- **GOAL**
Note each line of the listing that contains the string "this", and copy it.

** Start **

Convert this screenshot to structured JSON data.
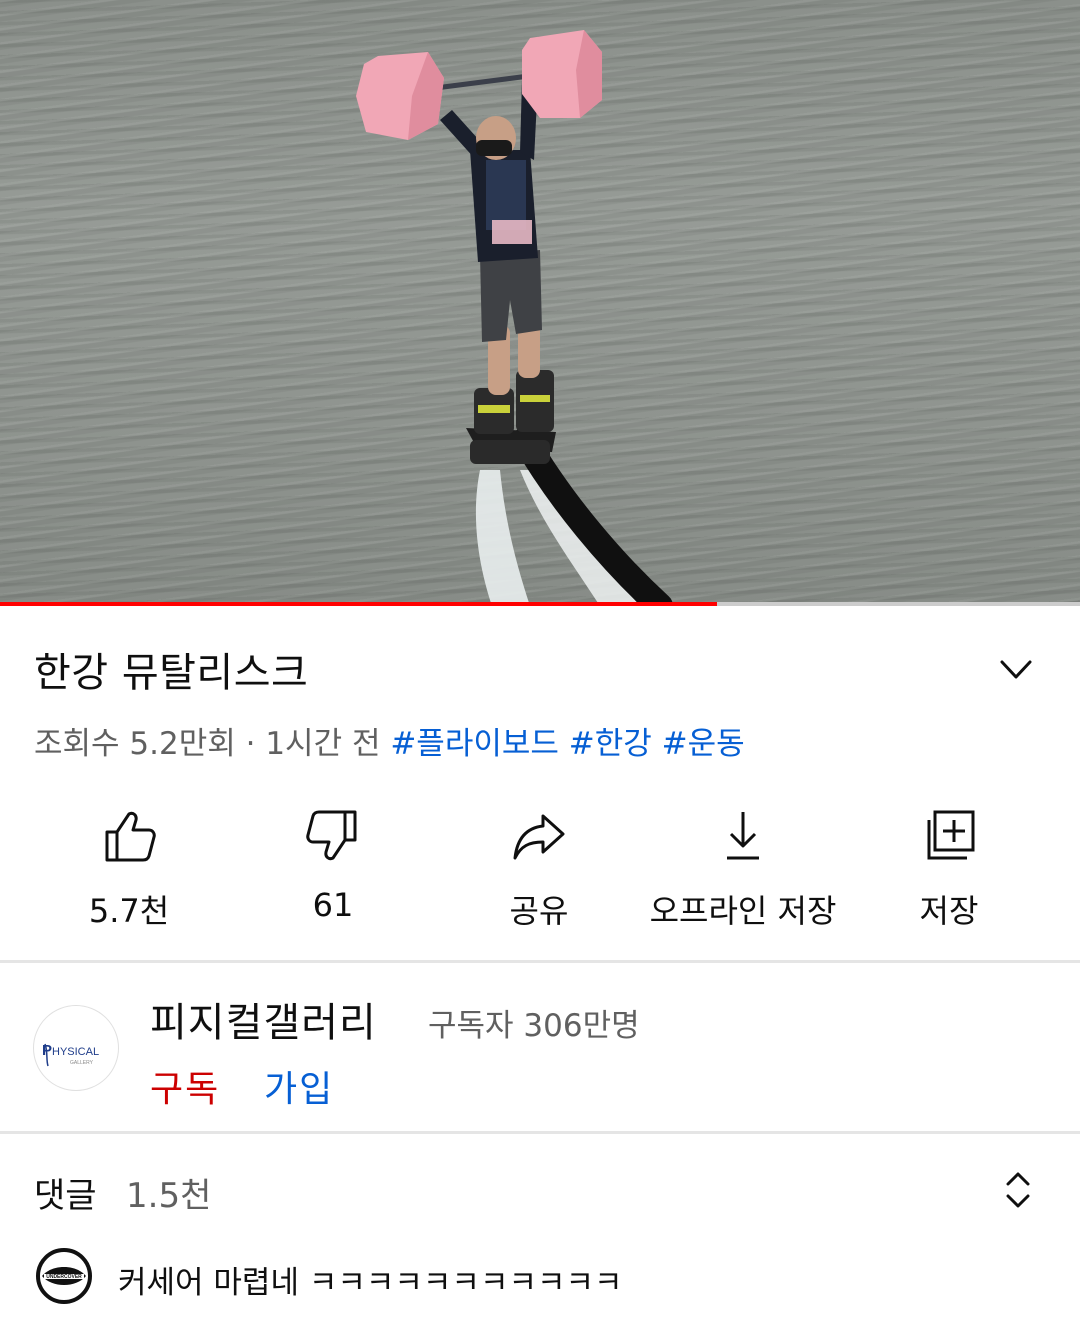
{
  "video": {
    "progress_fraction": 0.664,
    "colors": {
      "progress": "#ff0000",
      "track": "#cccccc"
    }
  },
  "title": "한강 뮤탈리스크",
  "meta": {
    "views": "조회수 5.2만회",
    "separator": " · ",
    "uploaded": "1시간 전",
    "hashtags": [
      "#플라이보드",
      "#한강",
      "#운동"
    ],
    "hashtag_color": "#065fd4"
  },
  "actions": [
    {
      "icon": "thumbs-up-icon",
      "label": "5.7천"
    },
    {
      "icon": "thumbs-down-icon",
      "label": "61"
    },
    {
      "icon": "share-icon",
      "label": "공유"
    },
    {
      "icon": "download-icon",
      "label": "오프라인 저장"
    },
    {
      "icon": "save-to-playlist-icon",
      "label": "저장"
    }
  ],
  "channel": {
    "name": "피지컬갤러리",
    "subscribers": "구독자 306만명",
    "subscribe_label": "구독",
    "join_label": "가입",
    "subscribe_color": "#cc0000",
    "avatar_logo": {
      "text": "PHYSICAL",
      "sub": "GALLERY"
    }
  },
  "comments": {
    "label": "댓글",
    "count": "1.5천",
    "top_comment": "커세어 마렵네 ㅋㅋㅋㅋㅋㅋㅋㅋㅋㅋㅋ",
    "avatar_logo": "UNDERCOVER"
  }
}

** End **
** Start **

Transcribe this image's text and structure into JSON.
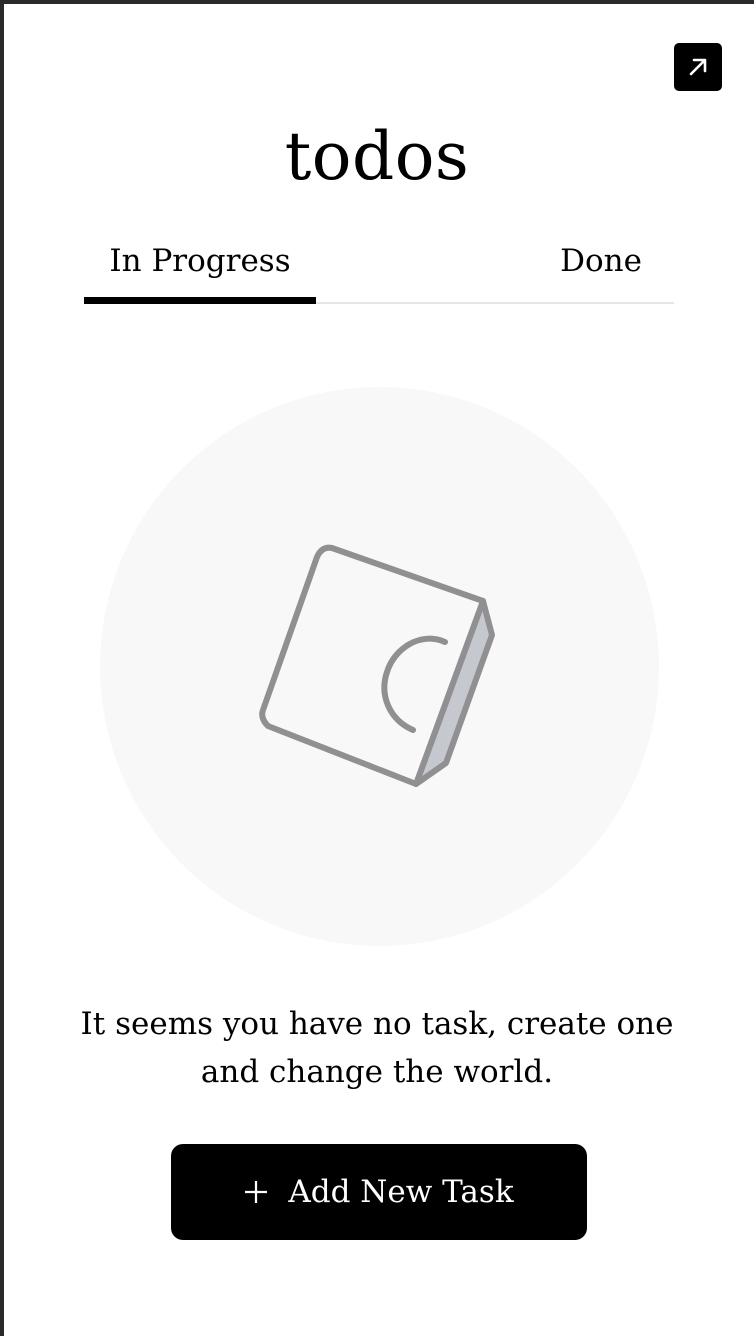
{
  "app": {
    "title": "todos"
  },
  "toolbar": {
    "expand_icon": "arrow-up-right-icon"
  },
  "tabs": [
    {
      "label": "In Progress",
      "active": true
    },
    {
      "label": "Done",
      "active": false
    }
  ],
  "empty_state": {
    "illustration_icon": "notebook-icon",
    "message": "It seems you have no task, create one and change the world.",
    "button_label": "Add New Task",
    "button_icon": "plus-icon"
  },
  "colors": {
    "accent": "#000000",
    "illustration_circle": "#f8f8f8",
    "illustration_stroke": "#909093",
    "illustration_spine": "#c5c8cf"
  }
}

** End **

- **RESPONSE TO THE TASK**
Convert this screenshot to structured JSON data.
Transcribe this image's text and structure into JSON.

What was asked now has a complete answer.